§ Requirement 1:
From the spline plot excerpt, return the passage that begins at the words "A plot using" and stops after the words "a normal function.".
§ Requirement 2:
Answer these from the spline plot excerpt:
(a) What colour is set for the curve of the UVA2 waveband?
(b) What name is given to the x axis?
(c) What range does xlim give in each stat_function call?

A plot using the splines functions for single “colour” wavebands can now be easily created using the spline functions, which work like a normal function.
Code
ggplot(wbands.tb, aes(SEA)) +
stat_function(fun = spl_funs.ls[["UVB.diff_fr"]], xlim = c(-10, 90), colour = "black") +
stat_function(fun = spl_funs.ls[["UVA2.diff_fr"]], xlim = c(-10, 90), colour = "purple") +
stat_function(fun = spl_funs.ls[["UVA1.diff_fr"]], xlim = c(-10, 90), colour = "violet") +
stat_function(fun = spl_funs.ls[["Blue.diff_fr"]], xlim = c(-10, 90), colour = "blue") +
stat_function(fun = spl_funs.ls[["Green.diff_fr"]], xlim = c(-10, 90), colour = "green") +
stat_function(fun = spl_funs.ls[["Red.diff_fr"]], xlim = c(-10, 90), colour = "red") +
scale_x_continuous(name = "Solar elevation angle (degrees)",
breaks = c(-10, 0, 15, 30, 45, 60, 75, 90)) +
labs(y = expression("Diffuse fraction, "*Q[s] / Q[t]~~(""/1))) +
expand_limits(y = 0)

§ Data extract:
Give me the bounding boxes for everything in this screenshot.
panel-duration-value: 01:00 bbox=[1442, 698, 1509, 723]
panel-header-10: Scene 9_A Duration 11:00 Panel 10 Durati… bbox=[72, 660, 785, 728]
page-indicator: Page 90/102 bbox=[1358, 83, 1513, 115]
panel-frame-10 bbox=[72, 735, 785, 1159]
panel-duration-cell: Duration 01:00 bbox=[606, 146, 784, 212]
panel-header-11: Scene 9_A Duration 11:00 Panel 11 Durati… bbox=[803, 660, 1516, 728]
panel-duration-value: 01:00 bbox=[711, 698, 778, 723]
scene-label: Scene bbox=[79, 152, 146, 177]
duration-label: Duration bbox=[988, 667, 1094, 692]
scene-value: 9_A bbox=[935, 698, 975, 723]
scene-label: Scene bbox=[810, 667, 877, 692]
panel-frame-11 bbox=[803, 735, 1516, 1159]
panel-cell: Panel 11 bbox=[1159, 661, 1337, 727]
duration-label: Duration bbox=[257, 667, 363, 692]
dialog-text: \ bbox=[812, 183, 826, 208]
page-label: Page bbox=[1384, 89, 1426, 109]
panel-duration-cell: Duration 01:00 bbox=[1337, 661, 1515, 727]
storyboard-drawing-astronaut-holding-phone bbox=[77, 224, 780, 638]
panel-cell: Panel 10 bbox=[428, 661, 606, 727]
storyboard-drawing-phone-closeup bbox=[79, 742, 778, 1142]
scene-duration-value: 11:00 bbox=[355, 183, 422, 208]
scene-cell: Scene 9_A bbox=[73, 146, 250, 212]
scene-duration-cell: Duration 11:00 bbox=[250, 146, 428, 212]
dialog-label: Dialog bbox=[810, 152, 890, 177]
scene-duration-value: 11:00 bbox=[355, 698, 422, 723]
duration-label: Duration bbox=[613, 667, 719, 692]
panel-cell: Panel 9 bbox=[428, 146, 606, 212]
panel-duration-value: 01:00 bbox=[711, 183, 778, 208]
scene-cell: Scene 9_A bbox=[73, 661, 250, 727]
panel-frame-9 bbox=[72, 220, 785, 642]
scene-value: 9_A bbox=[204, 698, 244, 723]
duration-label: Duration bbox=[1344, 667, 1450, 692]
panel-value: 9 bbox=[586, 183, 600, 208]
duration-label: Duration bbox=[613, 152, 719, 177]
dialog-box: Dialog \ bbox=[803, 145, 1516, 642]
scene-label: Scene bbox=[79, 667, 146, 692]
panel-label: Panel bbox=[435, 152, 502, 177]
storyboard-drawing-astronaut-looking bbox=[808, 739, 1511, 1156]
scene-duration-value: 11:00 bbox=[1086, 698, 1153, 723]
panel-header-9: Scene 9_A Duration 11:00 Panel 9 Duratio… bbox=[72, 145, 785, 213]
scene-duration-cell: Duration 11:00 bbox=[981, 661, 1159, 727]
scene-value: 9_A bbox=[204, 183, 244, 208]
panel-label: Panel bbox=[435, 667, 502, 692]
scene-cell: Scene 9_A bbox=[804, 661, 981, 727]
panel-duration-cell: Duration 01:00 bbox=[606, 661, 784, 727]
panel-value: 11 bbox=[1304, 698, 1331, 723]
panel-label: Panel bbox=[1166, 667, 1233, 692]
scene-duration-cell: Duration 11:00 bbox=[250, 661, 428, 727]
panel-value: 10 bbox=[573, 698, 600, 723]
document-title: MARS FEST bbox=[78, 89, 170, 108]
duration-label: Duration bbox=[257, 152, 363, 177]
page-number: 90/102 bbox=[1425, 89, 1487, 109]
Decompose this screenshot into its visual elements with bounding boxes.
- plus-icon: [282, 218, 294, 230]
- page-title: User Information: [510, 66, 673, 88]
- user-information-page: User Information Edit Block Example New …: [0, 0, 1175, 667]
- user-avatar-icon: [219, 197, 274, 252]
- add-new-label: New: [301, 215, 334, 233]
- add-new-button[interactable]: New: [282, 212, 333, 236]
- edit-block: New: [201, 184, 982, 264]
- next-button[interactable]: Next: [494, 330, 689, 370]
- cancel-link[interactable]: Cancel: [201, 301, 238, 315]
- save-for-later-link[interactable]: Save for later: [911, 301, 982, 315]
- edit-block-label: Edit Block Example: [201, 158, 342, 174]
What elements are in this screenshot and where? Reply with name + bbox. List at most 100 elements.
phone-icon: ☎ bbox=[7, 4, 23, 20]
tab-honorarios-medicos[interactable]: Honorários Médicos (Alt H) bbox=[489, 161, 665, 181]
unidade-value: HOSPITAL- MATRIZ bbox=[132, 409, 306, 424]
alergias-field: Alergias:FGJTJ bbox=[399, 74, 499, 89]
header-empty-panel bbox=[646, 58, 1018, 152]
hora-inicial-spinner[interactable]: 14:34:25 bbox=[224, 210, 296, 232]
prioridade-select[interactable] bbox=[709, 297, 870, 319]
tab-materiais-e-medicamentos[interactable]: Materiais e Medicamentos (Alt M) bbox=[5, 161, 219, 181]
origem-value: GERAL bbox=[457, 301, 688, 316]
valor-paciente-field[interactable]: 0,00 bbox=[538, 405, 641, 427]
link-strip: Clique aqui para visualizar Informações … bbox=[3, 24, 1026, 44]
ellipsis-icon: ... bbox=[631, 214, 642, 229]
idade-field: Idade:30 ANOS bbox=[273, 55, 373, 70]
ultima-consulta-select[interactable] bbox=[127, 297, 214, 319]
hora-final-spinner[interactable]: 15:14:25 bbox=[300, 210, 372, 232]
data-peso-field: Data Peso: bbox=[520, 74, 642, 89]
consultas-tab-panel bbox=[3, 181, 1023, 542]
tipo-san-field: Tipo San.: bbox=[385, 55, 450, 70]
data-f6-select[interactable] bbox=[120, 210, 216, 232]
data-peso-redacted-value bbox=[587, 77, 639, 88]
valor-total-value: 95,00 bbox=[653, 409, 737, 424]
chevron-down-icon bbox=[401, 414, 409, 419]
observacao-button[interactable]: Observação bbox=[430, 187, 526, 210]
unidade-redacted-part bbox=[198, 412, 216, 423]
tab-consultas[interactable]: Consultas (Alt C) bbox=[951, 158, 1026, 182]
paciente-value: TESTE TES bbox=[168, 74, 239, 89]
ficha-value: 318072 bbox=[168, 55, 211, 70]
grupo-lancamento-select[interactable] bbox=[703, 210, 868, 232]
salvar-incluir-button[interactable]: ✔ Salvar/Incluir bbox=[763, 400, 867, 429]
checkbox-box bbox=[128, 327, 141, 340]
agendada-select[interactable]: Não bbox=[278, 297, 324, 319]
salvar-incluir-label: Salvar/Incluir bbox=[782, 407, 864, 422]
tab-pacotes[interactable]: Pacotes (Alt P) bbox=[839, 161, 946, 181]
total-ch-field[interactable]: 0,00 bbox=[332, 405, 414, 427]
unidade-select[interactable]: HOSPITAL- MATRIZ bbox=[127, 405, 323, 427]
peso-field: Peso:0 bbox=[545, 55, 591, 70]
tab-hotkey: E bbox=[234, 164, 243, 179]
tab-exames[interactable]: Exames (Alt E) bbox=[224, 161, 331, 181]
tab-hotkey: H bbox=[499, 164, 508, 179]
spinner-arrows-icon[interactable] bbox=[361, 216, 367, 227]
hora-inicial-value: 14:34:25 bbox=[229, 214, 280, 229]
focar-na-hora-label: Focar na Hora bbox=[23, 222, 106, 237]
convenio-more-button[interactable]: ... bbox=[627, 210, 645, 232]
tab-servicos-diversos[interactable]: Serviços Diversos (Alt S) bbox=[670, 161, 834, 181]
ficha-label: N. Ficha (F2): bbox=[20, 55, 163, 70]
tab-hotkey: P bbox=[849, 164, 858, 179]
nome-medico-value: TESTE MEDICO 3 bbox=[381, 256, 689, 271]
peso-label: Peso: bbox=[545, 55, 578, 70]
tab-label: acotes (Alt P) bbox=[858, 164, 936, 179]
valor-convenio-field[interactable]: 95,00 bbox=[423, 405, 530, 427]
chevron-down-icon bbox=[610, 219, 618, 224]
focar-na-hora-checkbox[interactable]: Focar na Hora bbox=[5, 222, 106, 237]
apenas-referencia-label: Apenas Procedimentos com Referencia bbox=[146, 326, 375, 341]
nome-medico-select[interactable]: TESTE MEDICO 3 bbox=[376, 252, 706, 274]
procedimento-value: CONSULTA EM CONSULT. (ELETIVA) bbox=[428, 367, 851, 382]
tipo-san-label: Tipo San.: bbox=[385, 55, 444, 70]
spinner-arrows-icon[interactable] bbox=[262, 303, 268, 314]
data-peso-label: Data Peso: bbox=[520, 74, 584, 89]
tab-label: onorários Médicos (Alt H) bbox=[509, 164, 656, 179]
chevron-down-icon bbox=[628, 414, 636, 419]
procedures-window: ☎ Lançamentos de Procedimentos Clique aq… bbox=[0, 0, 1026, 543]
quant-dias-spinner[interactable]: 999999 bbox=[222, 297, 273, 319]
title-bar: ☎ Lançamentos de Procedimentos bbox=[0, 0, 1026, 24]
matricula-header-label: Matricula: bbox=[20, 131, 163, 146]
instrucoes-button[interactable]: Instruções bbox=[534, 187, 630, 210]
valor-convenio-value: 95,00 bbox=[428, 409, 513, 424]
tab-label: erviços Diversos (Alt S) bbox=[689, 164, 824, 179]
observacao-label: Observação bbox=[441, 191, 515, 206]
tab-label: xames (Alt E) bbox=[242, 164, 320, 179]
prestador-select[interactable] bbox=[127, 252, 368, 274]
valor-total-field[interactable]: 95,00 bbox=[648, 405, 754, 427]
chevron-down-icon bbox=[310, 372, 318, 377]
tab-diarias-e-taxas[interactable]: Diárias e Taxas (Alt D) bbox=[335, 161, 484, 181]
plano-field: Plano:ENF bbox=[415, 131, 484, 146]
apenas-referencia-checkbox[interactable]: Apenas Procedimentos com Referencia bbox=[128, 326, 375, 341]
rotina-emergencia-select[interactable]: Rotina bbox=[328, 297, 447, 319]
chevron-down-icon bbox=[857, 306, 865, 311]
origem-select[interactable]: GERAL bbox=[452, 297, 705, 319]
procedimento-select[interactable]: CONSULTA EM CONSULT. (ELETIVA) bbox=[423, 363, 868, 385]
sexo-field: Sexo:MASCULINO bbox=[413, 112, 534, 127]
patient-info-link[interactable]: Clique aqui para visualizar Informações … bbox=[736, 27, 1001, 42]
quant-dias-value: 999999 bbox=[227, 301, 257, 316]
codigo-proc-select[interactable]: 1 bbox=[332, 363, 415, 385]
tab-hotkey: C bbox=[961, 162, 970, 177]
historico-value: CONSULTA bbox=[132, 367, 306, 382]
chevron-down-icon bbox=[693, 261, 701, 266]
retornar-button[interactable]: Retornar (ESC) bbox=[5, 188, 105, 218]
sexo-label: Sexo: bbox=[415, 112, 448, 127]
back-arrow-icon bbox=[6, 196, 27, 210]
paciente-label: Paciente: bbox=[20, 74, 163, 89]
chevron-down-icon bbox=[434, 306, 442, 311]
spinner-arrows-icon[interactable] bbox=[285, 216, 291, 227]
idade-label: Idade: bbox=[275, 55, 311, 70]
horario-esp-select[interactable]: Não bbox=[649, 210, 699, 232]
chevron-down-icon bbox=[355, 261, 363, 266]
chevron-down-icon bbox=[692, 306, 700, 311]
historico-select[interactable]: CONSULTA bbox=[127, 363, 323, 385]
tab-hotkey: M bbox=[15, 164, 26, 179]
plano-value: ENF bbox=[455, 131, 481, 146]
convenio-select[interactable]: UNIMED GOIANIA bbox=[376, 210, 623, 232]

§ Exercise answer 1:
A plot using the splines functions for single “colour” wavebands can now be easily created using the spline functions, which work like a normal function.

§ Exercise answer 2:
(a) Purple.
(b) "Solar elevation angle (degrees)".
(c) From -10 to 90.